-- START DATA FOR THIS TASK --

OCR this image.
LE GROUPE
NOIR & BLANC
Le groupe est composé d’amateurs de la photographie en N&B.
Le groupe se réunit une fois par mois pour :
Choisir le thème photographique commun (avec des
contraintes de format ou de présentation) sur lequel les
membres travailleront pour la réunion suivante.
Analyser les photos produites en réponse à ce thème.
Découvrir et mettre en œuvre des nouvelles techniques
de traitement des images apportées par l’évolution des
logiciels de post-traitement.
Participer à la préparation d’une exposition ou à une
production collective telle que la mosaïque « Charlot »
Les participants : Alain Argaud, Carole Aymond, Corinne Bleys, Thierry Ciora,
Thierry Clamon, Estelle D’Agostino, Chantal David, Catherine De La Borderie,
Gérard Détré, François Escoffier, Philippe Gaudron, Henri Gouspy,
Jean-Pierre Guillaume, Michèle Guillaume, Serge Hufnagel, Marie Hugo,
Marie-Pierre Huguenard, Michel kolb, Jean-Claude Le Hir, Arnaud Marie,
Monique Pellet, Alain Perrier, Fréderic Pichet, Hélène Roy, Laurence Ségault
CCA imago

-- END DATA FOR THIS TASK --

For the string "Pierre", count the lines of the entries above that include it; answer with the number only.

- FINISHED ANSWER: 2